▼
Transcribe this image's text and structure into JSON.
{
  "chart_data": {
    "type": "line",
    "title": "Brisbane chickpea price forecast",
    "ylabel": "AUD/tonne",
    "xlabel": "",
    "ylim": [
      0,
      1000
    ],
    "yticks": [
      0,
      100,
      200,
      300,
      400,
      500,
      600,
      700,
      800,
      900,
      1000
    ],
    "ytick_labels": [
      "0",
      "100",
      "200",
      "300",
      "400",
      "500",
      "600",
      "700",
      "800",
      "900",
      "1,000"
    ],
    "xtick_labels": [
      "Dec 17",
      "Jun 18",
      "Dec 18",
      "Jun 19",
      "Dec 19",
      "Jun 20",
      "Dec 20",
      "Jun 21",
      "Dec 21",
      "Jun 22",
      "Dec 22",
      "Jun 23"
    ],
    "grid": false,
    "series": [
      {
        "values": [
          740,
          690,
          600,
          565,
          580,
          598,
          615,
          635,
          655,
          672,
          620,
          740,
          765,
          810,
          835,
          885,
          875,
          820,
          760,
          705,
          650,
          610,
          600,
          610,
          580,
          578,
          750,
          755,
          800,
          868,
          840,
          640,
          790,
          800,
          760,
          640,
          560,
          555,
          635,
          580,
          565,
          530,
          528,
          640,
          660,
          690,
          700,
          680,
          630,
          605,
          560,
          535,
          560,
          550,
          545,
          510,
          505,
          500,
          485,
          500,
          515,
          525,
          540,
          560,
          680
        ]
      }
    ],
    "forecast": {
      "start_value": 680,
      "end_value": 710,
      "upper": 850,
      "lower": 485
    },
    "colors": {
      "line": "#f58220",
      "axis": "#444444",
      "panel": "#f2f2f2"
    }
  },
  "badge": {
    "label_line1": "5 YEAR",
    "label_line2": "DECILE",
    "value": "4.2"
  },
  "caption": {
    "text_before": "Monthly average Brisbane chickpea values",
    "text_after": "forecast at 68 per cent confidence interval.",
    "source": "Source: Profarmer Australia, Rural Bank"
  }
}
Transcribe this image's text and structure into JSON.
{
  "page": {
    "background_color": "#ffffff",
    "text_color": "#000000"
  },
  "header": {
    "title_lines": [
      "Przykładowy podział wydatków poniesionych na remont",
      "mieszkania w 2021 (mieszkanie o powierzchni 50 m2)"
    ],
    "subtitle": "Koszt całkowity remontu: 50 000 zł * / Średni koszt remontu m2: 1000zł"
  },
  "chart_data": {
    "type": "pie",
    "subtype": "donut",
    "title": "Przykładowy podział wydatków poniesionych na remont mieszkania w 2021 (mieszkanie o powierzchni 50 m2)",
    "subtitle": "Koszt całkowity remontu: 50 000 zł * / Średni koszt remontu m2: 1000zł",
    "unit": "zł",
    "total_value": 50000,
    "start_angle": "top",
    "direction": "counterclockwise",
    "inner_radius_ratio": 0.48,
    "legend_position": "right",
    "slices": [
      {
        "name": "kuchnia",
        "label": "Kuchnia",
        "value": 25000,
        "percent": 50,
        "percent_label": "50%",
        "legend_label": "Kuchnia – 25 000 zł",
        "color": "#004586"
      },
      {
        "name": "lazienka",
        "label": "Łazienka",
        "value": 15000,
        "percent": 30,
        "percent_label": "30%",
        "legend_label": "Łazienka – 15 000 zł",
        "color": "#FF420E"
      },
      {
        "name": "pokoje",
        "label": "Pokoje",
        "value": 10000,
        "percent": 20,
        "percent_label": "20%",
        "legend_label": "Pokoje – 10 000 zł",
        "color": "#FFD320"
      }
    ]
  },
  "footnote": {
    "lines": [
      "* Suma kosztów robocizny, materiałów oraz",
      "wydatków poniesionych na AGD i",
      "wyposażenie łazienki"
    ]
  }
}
▲
WHAT IS NEEDED → Reproduce all of the records exactly.

FULL SOLUTION →
Transcribe this image's text and structure into JSON.
{
  "chart_data": {
    "type": "line",
    "title": "Brisbane chickpea price forecast",
    "ylabel": "AUD/tonne",
    "xlabel": "",
    "ylim": [
      0,
      1000
    ],
    "yticks": [
      0,
      100,
      200,
      300,
      400,
      500,
      600,
      700,
      800,
      900,
      1000
    ],
    "ytick_labels": [
      "0",
      "100",
      "200",
      "300",
      "400",
      "500",
      "600",
      "700",
      "800",
      "900",
      "1,000"
    ],
    "xtick_labels": [
      "Dec 17",
      "Jun 18",
      "Dec 18",
      "Jun 19",
      "Dec 19",
      "Jun 20",
      "Dec 20",
      "Jun 21",
      "Dec 21",
      "Jun 22",
      "Dec 22",
      "Jun 23"
    ],
    "grid": false,
    "series": [
      {
        "values": [
          740,
          690,
          600,
          565,
          580,
          598,
          615,
          635,
          655,
          672,
          620,
          740,
          765,
          810,
          835,
          885,
          875,
          820,
          760,
          705,
          650,
          610,
          600,
          610,
          580,
          578,
          750,
          755,
          800,
          868,
          840,
          640,
          790,
          800,
          760,
          640,
          560,
          555,
          635,
          580,
          565,
          530,
          528,
          640,
          660,
          690,
          700,
          680,
          630,
          605,
          560,
          535,
          560,
          550,
          545,
          510,
          505,
          500,
          485,
          500,
          515,
          525,
          540,
          560,
          680
        ]
      }
    ],
    "forecast": {
      "start_value": 680,
      "end_value": 710,
      "upper": 850,
      "lower": 485
    },
    "colors": {
      "line": "#f58220",
      "axis": "#444444",
      "panel": "#f2f2f2"
    }
  },
  "badge": {
    "label_line1": "5 YEAR",
    "label_line2": "DECILE",
    "value": "4.2"
  },
  "caption": {
    "text_before": "Monthly average Brisbane chickpea values",
    "text_after": "forecast at 68 per cent confidence interval.",
    "source": "Source: Profarmer Australia, Rural Bank"
  }
}
Transcribe this image's text and structure into JSON.
{
  "page": {
    "background_color": "#ffffff",
    "text_color": "#000000"
  },
  "header": {
    "title_lines": [
      "Przykładowy podział wydatków poniesionych na remont",
      "mieszkania w 2021 (mieszkanie o powierzchni 50 m2)"
    ],
    "subtitle": "Koszt całkowity remontu: 50 000 zł * / Średni koszt remontu m2: 1000zł"
  },
  "chart_data": {
    "type": "pie",
    "subtype": "donut",
    "title": "Przykładowy podział wydatków poniesionych na remont mieszkania w 2021 (mieszkanie o powierzchni 50 m2)",
    "subtitle": "Koszt całkowity remontu: 50 000 zł * / Średni koszt remontu m2: 1000zł",
    "unit": "zł",
    "total_value": 50000,
    "start_angle": "top",
    "direction": "counterclockwise",
    "inner_radius_ratio": 0.48,
    "legend_position": "right",
    "slices": [
      {
        "name": "kuchnia",
        "label": "Kuchnia",
        "value": 25000,
        "percent": 50,
        "percent_label": "50%",
        "legend_label": "Kuchnia – 25 000 zł",
        "color": "#004586"
      },
      {
        "name": "lazienka",
        "label": "Łazienka",
        "value": 15000,
        "percent": 30,
        "percent_label": "30%",
        "legend_label": "Łazienka – 15 000 zł",
        "color": "#FF420E"
      },
      {
        "name": "pokoje",
        "label": "Pokoje",
        "value": 10000,
        "percent": 20,
        "percent_label": "20%",
        "legend_label": "Pokoje – 10 000 zł",
        "color": "#FFD320"
      }
    ]
  },
  "footnote": {
    "lines": [
      "* Suma kosztów robocizny, materiałów oraz",
      "wydatków poniesionych na AGD i",
      "wyposażenie łazienki"
    ]
  }
}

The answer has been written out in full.